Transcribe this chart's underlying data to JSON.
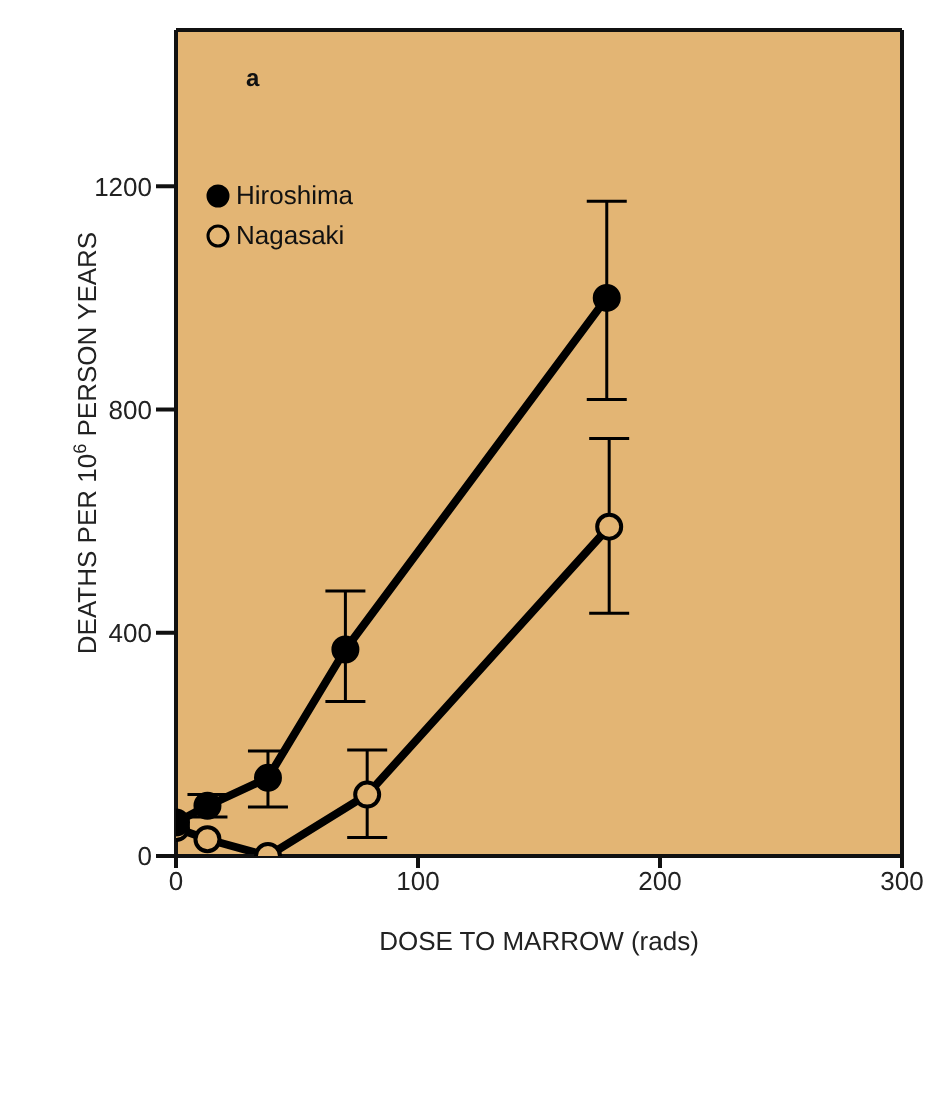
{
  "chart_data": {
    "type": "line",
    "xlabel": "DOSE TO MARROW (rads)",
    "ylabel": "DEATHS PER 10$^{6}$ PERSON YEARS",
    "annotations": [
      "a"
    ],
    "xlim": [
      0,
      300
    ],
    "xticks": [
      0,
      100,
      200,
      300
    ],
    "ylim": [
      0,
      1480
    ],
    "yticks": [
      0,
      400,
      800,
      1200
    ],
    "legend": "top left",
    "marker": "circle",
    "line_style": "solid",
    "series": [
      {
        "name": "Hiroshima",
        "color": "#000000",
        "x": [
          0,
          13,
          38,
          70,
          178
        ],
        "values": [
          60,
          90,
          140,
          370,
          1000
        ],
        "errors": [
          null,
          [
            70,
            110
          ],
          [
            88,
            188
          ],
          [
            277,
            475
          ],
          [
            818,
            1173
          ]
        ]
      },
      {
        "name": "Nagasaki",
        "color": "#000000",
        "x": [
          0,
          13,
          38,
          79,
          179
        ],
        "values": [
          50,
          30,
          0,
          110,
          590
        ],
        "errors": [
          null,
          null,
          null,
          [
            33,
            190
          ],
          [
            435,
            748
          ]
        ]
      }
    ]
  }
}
○ ○ ○ ○ ○ ○ ○
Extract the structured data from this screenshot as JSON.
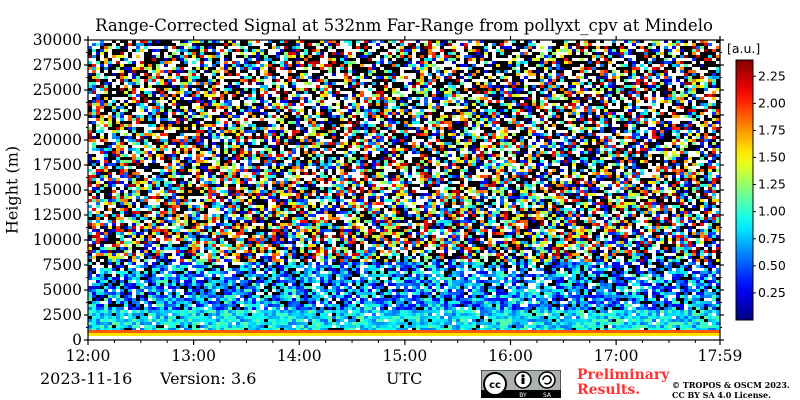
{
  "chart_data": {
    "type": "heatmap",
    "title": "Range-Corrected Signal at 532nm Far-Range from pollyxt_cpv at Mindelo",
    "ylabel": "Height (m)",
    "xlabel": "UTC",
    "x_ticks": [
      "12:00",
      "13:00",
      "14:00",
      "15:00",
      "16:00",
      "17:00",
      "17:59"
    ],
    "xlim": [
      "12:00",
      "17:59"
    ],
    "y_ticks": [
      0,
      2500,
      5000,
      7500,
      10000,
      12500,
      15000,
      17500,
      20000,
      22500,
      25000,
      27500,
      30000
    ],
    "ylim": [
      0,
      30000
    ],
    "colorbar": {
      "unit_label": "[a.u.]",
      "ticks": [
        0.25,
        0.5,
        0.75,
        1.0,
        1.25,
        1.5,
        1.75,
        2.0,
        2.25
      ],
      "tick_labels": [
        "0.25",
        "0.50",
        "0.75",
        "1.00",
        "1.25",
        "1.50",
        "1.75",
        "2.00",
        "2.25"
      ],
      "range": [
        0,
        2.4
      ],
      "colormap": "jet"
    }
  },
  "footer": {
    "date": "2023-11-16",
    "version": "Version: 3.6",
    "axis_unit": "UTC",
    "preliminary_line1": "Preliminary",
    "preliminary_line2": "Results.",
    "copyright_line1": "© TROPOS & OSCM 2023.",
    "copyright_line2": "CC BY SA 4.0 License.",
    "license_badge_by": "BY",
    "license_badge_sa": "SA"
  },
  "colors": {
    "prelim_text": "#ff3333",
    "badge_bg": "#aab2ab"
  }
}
○ ○ ○ ○ ○ ○ ○
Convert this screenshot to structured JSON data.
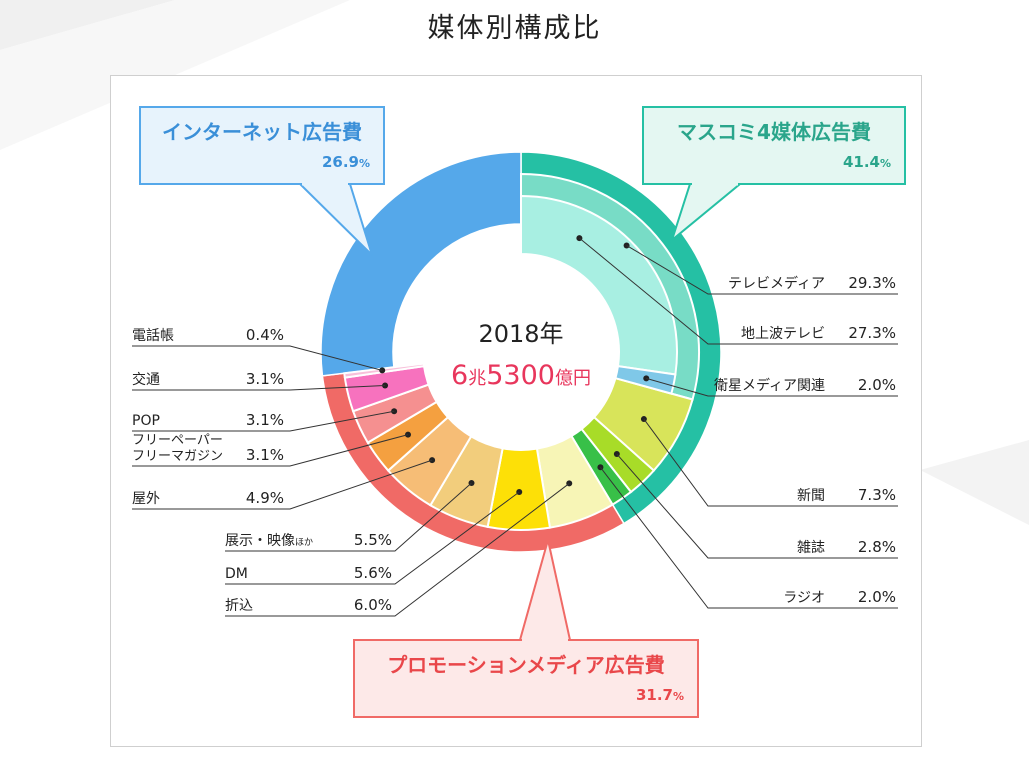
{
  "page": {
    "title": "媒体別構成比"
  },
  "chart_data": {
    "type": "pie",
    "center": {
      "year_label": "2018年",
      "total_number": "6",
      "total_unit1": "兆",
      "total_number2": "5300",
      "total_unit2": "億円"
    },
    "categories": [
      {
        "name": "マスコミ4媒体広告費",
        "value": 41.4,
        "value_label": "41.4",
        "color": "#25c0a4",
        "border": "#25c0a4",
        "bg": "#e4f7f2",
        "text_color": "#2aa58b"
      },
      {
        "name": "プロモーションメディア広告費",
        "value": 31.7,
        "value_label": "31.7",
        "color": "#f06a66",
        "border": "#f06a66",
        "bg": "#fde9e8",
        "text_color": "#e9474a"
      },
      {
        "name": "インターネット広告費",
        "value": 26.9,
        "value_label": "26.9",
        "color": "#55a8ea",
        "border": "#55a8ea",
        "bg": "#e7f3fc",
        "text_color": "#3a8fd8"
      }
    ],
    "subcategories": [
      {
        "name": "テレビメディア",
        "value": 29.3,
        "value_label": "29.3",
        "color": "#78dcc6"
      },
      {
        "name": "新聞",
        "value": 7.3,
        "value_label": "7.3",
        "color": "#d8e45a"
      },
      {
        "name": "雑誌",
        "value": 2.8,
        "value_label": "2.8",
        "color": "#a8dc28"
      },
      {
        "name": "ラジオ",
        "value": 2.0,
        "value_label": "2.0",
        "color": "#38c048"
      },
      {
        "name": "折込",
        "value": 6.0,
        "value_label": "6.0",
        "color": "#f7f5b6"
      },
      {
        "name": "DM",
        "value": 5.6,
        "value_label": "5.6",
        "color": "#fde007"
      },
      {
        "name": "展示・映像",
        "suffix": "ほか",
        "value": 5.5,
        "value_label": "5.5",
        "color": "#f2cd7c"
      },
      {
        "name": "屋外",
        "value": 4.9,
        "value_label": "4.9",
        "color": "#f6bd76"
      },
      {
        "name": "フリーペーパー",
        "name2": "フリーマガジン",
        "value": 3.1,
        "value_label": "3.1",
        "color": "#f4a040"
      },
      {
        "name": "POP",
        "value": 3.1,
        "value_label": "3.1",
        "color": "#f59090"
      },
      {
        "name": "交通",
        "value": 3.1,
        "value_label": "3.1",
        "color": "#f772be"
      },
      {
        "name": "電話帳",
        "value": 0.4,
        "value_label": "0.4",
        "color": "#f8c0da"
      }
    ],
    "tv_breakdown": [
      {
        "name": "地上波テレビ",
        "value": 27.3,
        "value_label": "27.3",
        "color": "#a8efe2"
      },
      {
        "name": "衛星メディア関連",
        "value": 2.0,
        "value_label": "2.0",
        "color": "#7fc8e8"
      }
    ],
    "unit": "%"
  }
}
○ ○ ○ ○ ○ ○ ○
→ WRITTEN EXERCISE: Using the records given above, list every line that includes the word "structured".

→ SOLUTION TO THIS EXERCISE:
Extract the structured data from this screenshot as JSON.
Convert this screenshot to structured JSON data.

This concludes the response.